** Start DATASET **

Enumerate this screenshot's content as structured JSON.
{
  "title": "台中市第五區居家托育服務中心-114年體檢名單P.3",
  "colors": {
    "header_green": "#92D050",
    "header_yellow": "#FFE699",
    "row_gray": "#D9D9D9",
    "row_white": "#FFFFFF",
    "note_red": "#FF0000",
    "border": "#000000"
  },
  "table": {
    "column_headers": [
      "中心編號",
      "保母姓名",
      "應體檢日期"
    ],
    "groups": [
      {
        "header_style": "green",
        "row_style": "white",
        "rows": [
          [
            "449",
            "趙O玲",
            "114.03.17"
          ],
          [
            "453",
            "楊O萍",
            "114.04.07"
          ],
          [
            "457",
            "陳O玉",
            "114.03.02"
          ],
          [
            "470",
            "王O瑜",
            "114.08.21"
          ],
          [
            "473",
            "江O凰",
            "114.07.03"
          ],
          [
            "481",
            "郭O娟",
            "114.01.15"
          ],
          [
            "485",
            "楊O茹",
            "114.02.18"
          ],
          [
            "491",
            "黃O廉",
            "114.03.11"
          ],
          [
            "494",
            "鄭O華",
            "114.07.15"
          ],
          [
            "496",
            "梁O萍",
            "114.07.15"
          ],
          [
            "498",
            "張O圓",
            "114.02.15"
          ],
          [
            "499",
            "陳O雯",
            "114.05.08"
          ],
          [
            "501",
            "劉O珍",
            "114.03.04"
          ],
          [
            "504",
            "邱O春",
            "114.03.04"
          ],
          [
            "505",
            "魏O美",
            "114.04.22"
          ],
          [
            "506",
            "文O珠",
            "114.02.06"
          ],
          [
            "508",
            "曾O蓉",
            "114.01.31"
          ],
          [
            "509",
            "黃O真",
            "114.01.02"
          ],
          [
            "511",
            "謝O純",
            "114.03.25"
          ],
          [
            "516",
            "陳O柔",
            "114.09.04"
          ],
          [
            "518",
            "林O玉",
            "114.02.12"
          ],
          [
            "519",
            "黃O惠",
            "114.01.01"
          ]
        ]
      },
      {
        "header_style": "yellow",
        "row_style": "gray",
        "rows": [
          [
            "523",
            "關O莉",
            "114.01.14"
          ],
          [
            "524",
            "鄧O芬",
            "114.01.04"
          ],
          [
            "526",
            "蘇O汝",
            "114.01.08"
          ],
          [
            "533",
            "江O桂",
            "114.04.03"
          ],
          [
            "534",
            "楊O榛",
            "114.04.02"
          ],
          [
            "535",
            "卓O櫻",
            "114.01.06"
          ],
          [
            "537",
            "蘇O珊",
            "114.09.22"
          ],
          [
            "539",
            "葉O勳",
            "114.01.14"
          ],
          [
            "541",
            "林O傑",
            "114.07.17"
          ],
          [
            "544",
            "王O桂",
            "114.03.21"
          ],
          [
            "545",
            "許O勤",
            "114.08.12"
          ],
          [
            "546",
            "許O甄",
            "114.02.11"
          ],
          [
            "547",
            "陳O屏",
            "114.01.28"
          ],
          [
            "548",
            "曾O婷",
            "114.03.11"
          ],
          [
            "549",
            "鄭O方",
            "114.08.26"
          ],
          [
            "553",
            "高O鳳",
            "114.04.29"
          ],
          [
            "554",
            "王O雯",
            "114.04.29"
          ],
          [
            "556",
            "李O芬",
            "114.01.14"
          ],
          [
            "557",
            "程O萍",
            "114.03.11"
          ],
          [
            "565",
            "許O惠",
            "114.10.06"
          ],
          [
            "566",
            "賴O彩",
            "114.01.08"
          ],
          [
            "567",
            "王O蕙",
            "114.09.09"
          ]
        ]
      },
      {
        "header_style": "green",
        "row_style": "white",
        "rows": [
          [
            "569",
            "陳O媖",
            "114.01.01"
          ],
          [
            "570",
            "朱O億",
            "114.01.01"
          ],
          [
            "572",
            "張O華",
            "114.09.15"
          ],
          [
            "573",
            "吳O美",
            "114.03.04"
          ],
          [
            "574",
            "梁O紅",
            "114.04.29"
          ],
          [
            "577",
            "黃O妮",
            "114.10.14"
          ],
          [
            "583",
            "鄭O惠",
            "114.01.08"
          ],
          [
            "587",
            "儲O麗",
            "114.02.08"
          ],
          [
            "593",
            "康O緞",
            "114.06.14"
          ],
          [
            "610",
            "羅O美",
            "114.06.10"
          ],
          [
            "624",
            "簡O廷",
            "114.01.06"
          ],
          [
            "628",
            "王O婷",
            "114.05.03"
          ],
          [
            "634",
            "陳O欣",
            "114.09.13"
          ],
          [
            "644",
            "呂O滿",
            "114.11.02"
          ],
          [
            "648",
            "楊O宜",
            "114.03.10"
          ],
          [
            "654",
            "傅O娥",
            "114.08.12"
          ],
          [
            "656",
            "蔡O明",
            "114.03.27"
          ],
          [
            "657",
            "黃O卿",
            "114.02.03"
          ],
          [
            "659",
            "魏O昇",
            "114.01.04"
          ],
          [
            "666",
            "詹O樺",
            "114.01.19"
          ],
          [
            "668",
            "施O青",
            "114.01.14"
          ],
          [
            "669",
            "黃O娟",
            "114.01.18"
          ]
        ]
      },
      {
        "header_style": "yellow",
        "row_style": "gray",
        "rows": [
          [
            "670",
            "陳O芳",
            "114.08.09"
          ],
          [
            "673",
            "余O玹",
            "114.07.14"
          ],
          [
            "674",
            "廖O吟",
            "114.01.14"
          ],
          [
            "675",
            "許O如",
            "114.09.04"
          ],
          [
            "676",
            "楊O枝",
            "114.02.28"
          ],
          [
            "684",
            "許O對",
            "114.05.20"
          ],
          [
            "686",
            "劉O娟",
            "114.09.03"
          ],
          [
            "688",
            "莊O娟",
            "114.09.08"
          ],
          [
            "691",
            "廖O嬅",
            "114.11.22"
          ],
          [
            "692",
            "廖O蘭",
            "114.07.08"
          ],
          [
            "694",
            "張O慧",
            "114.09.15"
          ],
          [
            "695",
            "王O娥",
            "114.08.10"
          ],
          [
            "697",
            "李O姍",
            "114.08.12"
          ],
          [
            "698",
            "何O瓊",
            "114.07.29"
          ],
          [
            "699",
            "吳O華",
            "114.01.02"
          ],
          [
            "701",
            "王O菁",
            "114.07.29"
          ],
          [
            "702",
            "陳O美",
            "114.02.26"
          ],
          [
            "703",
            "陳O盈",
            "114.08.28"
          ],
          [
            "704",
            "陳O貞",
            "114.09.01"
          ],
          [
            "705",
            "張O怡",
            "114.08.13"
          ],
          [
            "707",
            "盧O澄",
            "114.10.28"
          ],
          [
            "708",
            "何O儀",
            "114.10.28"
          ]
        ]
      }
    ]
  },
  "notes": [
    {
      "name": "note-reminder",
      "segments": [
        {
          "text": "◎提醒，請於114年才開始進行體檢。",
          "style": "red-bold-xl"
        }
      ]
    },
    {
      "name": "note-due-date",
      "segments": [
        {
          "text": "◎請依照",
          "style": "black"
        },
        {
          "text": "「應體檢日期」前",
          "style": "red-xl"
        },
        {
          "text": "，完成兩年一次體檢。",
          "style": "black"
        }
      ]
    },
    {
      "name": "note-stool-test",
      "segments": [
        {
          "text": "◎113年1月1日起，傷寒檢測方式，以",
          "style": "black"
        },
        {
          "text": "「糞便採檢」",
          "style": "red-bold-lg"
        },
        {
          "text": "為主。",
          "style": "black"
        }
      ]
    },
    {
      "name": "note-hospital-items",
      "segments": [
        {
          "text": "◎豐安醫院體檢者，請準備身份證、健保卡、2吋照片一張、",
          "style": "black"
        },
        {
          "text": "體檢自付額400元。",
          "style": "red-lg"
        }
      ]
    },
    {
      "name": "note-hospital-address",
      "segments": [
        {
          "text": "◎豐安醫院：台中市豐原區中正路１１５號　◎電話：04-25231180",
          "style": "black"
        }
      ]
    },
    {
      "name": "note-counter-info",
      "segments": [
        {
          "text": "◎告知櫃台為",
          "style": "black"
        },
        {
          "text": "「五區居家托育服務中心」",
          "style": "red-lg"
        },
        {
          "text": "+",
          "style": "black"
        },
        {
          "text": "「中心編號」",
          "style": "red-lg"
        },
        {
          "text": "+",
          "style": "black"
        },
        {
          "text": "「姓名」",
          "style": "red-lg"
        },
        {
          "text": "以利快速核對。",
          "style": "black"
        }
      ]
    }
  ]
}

** End DATASET **

DIRECTIONS FOR THIS TASK: Above is a listing; report how many of its lines include the word "name", giving the number only.

EXERCISE RESULT: 6